Exercise details ::
Repeat what the lines below say, word for word, and skip every image.

Dataset records ::

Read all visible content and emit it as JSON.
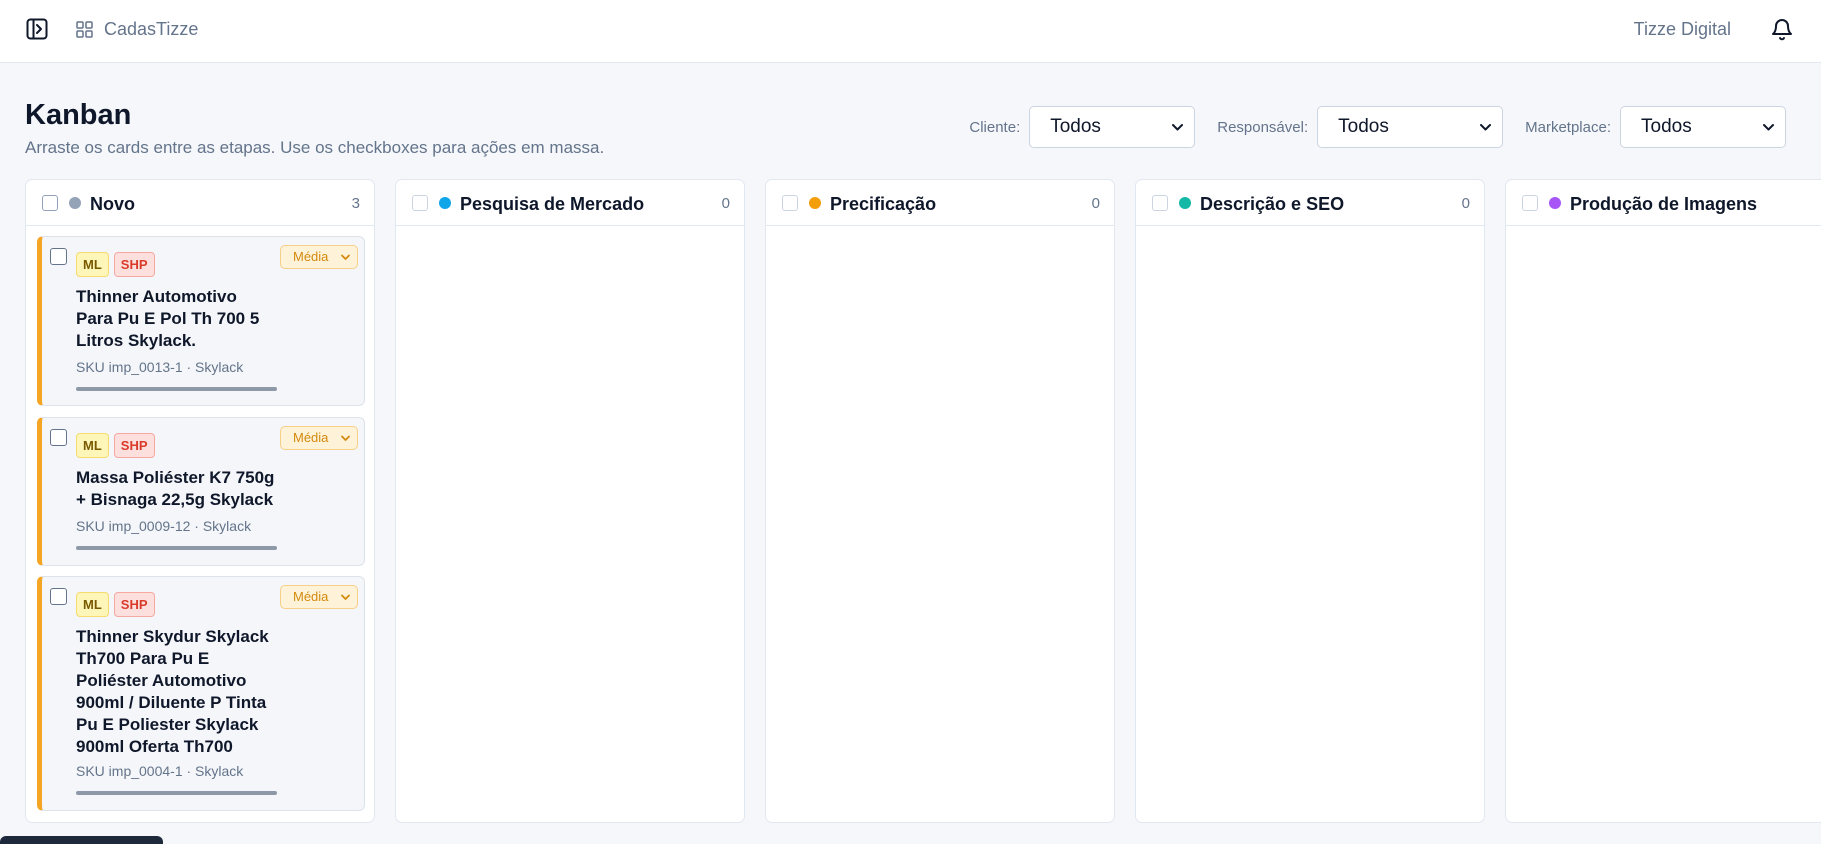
{
  "topbar": {
    "app_title": "CadasTizze",
    "org_name": "Tizze Digital"
  },
  "page": {
    "title": "Kanban",
    "subtitle": "Arraste os cards entre as etapas. Use os checkboxes para ações em massa."
  },
  "filters": [
    {
      "label": "Cliente:",
      "value": "Todos"
    },
    {
      "label": "Responsável:",
      "value": "Todos"
    },
    {
      "label": "Marketplace:",
      "value": "Todos"
    }
  ],
  "colors": {
    "novo": "#94a3b8",
    "pesquisa": "#0ea5e9",
    "precificacao": "#f59e0b",
    "descricao": "#14b8a6",
    "imagens": "#a855f7",
    "card_accent": "#f5a524"
  },
  "columns": [
    {
      "title": "Novo",
      "count": "3",
      "cards": [
        {
          "badges": [
            "ML",
            "SHP"
          ],
          "priority": "Média",
          "title": "Thinner Automotivo Para Pu E Pol Th 700 5 Litros Skylack.",
          "meta": "SKU imp_0013-1 · Skylack"
        },
        {
          "badges": [
            "ML",
            "SHP"
          ],
          "priority": "Média",
          "title": "Massa Poliéster K7 750g + Bisnaga 22,5g Skylack",
          "meta": "SKU imp_0009-12 · Skylack"
        },
        {
          "badges": [
            "ML",
            "SHP"
          ],
          "priority": "Média",
          "title": "Thinner Skydur Skylack Th700 Para Pu E Poliéster Automotivo 900ml / Diluente P Tinta Pu E Poliester Skylack 900ml Oferta Th700",
          "meta": "SKU imp_0004-1 · Skylack"
        }
      ]
    },
    {
      "title": "Pesquisa de Mercado",
      "count": "0",
      "cards": []
    },
    {
      "title": "Precificação",
      "count": "0",
      "cards": []
    },
    {
      "title": "Descrição e SEO",
      "count": "0",
      "cards": []
    },
    {
      "title": "Produção de Imagens",
      "count": "",
      "cards": []
    }
  ]
}
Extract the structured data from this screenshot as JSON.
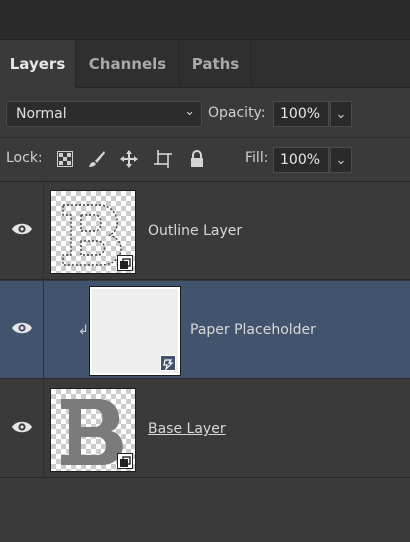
{
  "tabs": [
    {
      "label": "Layers",
      "active": true
    },
    {
      "label": "Channels",
      "active": false
    },
    {
      "label": "Paths",
      "active": false
    }
  ],
  "blend": {
    "mode": "Normal",
    "opacity_label": "Opacity:",
    "opacity_value": "100%"
  },
  "lock": {
    "label": "Lock:",
    "icons": [
      "transparency-lock-icon",
      "brush-icon",
      "move-icon",
      "artboard-icon",
      "padlock-icon"
    ]
  },
  "fill": {
    "label": "Fill:",
    "value": "100%"
  },
  "layers": [
    {
      "name": "Outline Layer",
      "visible": true,
      "selected": false,
      "thumbnail": "outline-b",
      "smart_object": true
    },
    {
      "name": "Paper Placeholder",
      "visible": true,
      "selected": true,
      "thumbnail": "paper",
      "clipped": true,
      "linked_smart_object": true
    },
    {
      "name": "Base Layer",
      "visible": true,
      "selected": false,
      "thumbnail": "solid-b",
      "smart_object": true
    }
  ],
  "colors": {
    "selected_row": "#42536e",
    "panel_bg": "#3a3a3a"
  }
}
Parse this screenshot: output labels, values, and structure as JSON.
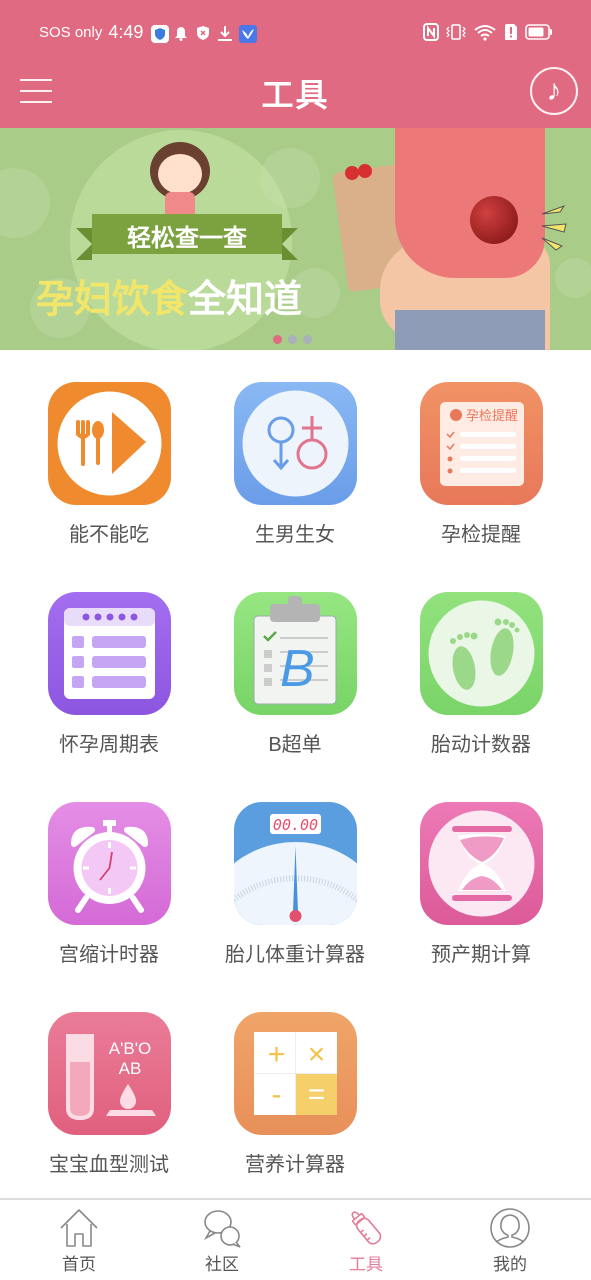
{
  "status_bar": {
    "carrier": "SOS only",
    "time": "4:49",
    "left_icons": [
      "shield-app-icon",
      "bell-icon",
      "shield-x-icon",
      "download-icon",
      "bird-app-icon"
    ],
    "right_icons": [
      "nfc-icon",
      "vibrate-icon",
      "wifi-6-icon",
      "sim-alert-icon",
      "battery-icon"
    ],
    "wifi_label": "6"
  },
  "header": {
    "title": "工具",
    "menu_icon": "hamburger-menu-icon",
    "music_icon": "music-note-icon",
    "music_glyph": "♪"
  },
  "banner": {
    "ribbon_text": "轻松查一查",
    "headline_yellow": "孕妇饮食",
    "headline_white": "全知道",
    "slides": 3,
    "active_slide": 1,
    "colors": {
      "background": "#a9cc88",
      "active_dot": "#e06a82",
      "inactive_dot": "#a9b0bc"
    }
  },
  "tools": [
    {
      "label": "能不能吃",
      "icon": "food-check-icon",
      "color": "#f08a2e"
    },
    {
      "label": "生男生女",
      "icon": "gender-icon",
      "color": "#7aaaf0"
    },
    {
      "label": "孕检提醒",
      "icon": "checkup-reminder-icon",
      "color": "#ee8a5e",
      "inner_text": "孕检提醒"
    },
    {
      "label": "怀孕周期表",
      "icon": "pregnancy-calendar-icon",
      "color": "#9a64e8"
    },
    {
      "label": "B超单",
      "icon": "ultrasound-report-icon",
      "color": "#86dc72",
      "inner_text": "B"
    },
    {
      "label": "胎动计数器",
      "icon": "footprints-icon",
      "color": "#8cdc78"
    },
    {
      "label": "宫缩计时器",
      "icon": "alarm-clock-icon",
      "color": "#d870d8"
    },
    {
      "label": "胎儿体重计算器",
      "icon": "weight-scale-icon",
      "color": "#5a9ee0",
      "inner_text": "00.00"
    },
    {
      "label": "预产期计算",
      "icon": "hourglass-icon",
      "color": "#e46aa6"
    },
    {
      "label": "宝宝血型测试",
      "icon": "blood-type-icon",
      "color": "#e66e8e",
      "inner_text_1": "A'B'O",
      "inner_text_2": "AB"
    },
    {
      "label": "营养计算器",
      "icon": "calculator-icon",
      "color": "#ec9a5c",
      "keys": [
        "+",
        "×",
        "-",
        "="
      ]
    }
  ],
  "bottom_nav": {
    "items": [
      {
        "label": "首页",
        "icon": "home-icon",
        "active": false
      },
      {
        "label": "社区",
        "icon": "chat-bubbles-icon",
        "active": false
      },
      {
        "label": "工具",
        "icon": "baby-bottle-icon",
        "active": true
      },
      {
        "label": "我的",
        "icon": "profile-icon",
        "active": false
      }
    ],
    "active_color": "#e27f98",
    "inactive_color": "#555555"
  }
}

Exercise output ::
Read all visible content and emit it as JSON.
{
  "topbar": {
    "app_title": "CadasTizze",
    "org_name": "Tizze Digital"
  },
  "page": {
    "title": "Kanban",
    "subtitle": "Arraste os cards entre as etapas. Use os checkboxes para ações em massa."
  },
  "filters": [
    {
      "label": "Cliente:",
      "value": "Todos"
    },
    {
      "label": "Responsável:",
      "value": "Todos"
    },
    {
      "label": "Marketplace:",
      "value": "Todos"
    }
  ],
  "colors": {
    "novo": "#94a3b8",
    "pesquisa": "#0ea5e9",
    "precificacao": "#f59e0b",
    "descricao": "#14b8a6",
    "imagens": "#a855f7",
    "card_accent": "#f5a524"
  },
  "columns": [
    {
      "title": "Novo",
      "count": "3",
      "cards": [
        {
          "badges": [
            "ML",
            "SHP"
          ],
          "priority": "Média",
          "title": "Thinner Automotivo Para Pu E Pol Th 700 5 Litros Skylack.",
          "meta": "SKU imp_0013-1 · Skylack"
        },
        {
          "badges": [
            "ML",
            "SHP"
          ],
          "priority": "Média",
          "title": "Massa Poliéster K7 750g + Bisnaga 22,5g Skylack",
          "meta": "SKU imp_0009-12 · Skylack"
        },
        {
          "badges": [
            "ML",
            "SHP"
          ],
          "priority": "Média",
          "title": "Thinner Skydur Skylack Th700 Para Pu E Poliéster Automotivo 900ml / Diluente P Tinta Pu E Poliester Skylack 900ml Oferta Th700",
          "meta": "SKU imp_0004-1 · Skylack"
        }
      ]
    },
    {
      "title": "Pesquisa de Mercado",
      "count": "0",
      "cards": []
    },
    {
      "title": "Precificação",
      "count": "0",
      "cards": []
    },
    {
      "title": "Descrição e SEO",
      "count": "0",
      "cards": []
    },
    {
      "title": "Produção de Imagens",
      "count": "",
      "cards": []
    }
  ]
}
Extract the structured data from this screenshot as JSON.
{
  "tabs": [
    {
      "label": "Layers",
      "active": true
    },
    {
      "label": "Channels",
      "active": false
    },
    {
      "label": "Paths",
      "active": false
    }
  ],
  "blend": {
    "mode": "Normal",
    "opacity_label": "Opacity:",
    "opacity_value": "100%"
  },
  "lock": {
    "label": "Lock:",
    "icons": [
      "transparency-lock-icon",
      "brush-icon",
      "move-icon",
      "artboard-icon",
      "padlock-icon"
    ]
  },
  "fill": {
    "label": "Fill:",
    "value": "100%"
  },
  "layers": [
    {
      "name": "Outline Layer",
      "visible": true,
      "selected": false,
      "thumbnail": "outline-b",
      "smart_object": true
    },
    {
      "name": "Paper Placeholder",
      "visible": true,
      "selected": true,
      "thumbnail": "paper",
      "clipped": true,
      "linked_smart_object": true
    },
    {
      "name": "Base Layer",
      "visible": true,
      "selected": false,
      "thumbnail": "solid-b",
      "smart_object": true
    }
  ],
  "colors": {
    "selected_row": "#42536e",
    "panel_bg": "#3a3a3a"
  }
}
Parse this screenshot: output labels, values, and structure as JSON.
{
  "status_bar": {
    "carrier": "SOS only",
    "time": "4:49",
    "left_icons": [
      "shield-app-icon",
      "bell-icon",
      "shield-x-icon",
      "download-icon",
      "bird-app-icon"
    ],
    "right_icons": [
      "nfc-icon",
      "vibrate-icon",
      "wifi-6-icon",
      "sim-alert-icon",
      "battery-icon"
    ],
    "wifi_label": "6"
  },
  "header": {
    "title": "工具",
    "menu_icon": "hamburger-menu-icon",
    "music_icon": "music-note-icon",
    "music_glyph": "♪"
  },
  "banner": {
    "ribbon_text": "轻松查一查",
    "headline_yellow": "孕妇饮食",
    "headline_white": "全知道",
    "slides": 3,
    "active_slide": 1,
    "colors": {
      "background": "#a9cc88",
      "active_dot": "#e06a82",
      "inactive_dot": "#a9b0bc"
    }
  },
  "tools": [
    {
      "label": "能不能吃",
      "icon": "food-check-icon",
      "color": "#f08a2e"
    },
    {
      "label": "生男生女",
      "icon": "gender-icon",
      "color": "#7aaaf0"
    },
    {
      "label": "孕检提醒",
      "icon": "checkup-reminder-icon",
      "color": "#ee8a5e",
      "inner_text": "孕检提醒"
    },
    {
      "label": "怀孕周期表",
      "icon": "pregnancy-calendar-icon",
      "color": "#9a64e8"
    },
    {
      "label": "B超单",
      "icon": "ultrasound-report-icon",
      "color": "#86dc72",
      "inner_text": "B"
    },
    {
      "label": "胎动计数器",
      "icon": "footprints-icon",
      "color": "#8cdc78"
    },
    {
      "label": "宫缩计时器",
      "icon": "alarm-clock-icon",
      "color": "#d870d8"
    },
    {
      "label": "胎儿体重计算器",
      "icon": "weight-scale-icon",
      "color": "#5a9ee0",
      "inner_text": "00.00"
    },
    {
      "label": "预产期计算",
      "icon": "hourglass-icon",
      "color": "#e46aa6"
    },
    {
      "label": "宝宝血型测试",
      "icon": "blood-type-icon",
      "color": "#e66e8e",
      "inner_text_1": "A'B'O",
      "inner_text_2": "AB"
    },
    {
      "label": "营养计算器",
      "icon": "calculator-icon",
      "color": "#ec9a5c",
      "keys": [
        "+",
        "×",
        "-",
        "="
      ]
    }
  ],
  "bottom_nav": {
    "items": [
      {
        "label": "首页",
        "icon": "home-icon",
        "active": false
      },
      {
        "label": "社区",
        "icon": "chat-bubbles-icon",
        "active": false
      },
      {
        "label": "工具",
        "icon": "baby-bottle-icon",
        "active": true
      },
      {
        "label": "我的",
        "icon": "profile-icon",
        "active": false
      }
    ],
    "active_color": "#e27f98",
    "inactive_color": "#555555"
  }
}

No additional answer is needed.